=== SUPPLIED RECORDS ===
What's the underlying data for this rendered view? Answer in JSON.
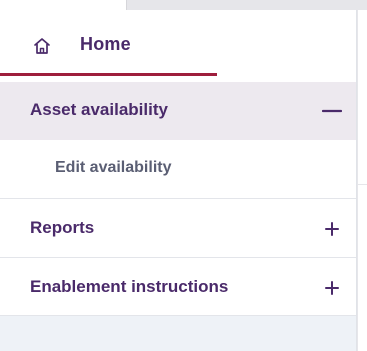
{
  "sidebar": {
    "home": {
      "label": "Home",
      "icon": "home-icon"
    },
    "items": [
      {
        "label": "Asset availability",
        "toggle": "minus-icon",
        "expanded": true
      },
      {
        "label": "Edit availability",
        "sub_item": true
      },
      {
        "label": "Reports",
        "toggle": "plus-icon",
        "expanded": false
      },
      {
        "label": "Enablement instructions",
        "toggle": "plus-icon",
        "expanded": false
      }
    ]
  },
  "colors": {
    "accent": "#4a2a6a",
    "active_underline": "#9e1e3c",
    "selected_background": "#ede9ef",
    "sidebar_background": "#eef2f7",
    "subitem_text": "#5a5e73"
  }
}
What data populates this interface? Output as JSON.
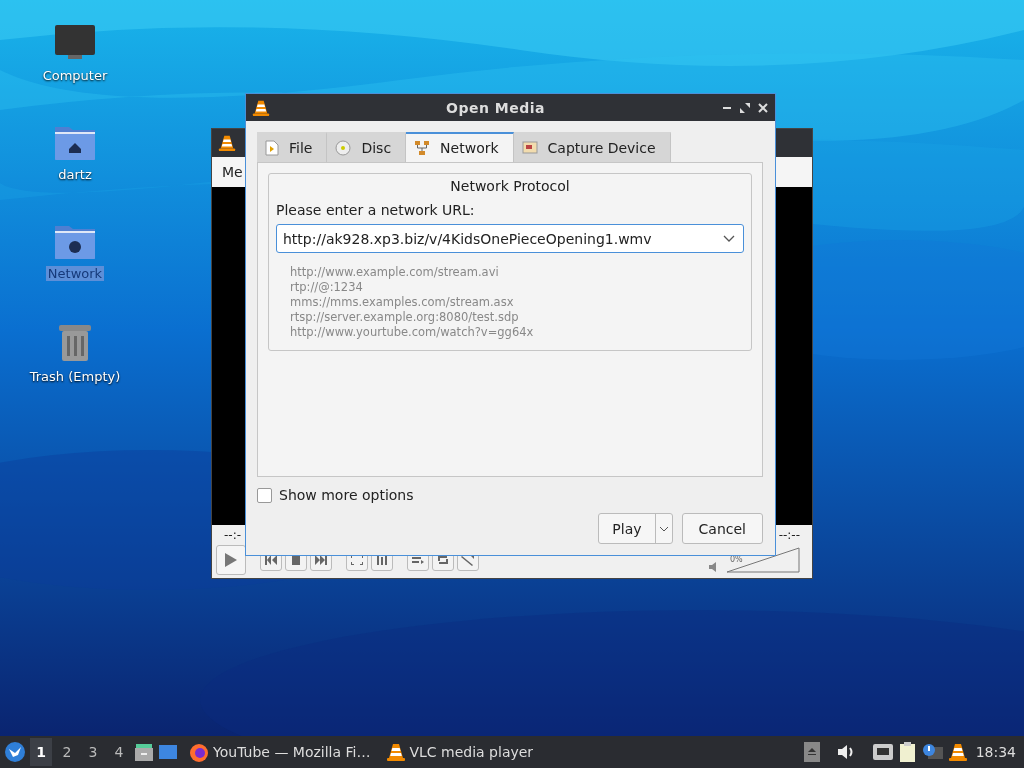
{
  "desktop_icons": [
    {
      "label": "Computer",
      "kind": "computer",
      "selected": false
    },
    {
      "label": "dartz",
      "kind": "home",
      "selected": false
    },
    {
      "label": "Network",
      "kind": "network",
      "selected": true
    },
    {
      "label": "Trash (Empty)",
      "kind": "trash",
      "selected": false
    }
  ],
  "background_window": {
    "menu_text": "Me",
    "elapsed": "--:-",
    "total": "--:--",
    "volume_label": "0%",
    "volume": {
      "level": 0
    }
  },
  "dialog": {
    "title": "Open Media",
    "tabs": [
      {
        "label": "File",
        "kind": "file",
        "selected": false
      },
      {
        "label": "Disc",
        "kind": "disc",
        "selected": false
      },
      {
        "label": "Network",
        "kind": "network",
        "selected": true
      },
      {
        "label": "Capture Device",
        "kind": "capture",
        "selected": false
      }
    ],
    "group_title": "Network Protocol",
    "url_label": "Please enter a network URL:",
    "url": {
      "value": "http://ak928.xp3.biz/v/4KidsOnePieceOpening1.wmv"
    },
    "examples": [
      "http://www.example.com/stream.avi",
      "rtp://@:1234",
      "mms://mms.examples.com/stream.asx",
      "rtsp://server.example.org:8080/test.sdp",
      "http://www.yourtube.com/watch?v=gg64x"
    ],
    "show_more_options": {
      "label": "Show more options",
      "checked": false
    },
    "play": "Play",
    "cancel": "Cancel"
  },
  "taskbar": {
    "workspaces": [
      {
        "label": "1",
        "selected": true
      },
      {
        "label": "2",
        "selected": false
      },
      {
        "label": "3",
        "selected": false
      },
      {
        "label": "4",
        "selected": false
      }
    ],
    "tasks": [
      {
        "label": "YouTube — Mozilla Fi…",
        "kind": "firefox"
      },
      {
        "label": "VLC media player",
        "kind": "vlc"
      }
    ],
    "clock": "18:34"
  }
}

=== DO THIS ===
Check each line of the records for the word "data" and extract those that contain it.

=== COMPLETE OUTPUT ===
What's the underlying data for this rendered view? Answer in JSON.
What data populates this interface? Output as JSON.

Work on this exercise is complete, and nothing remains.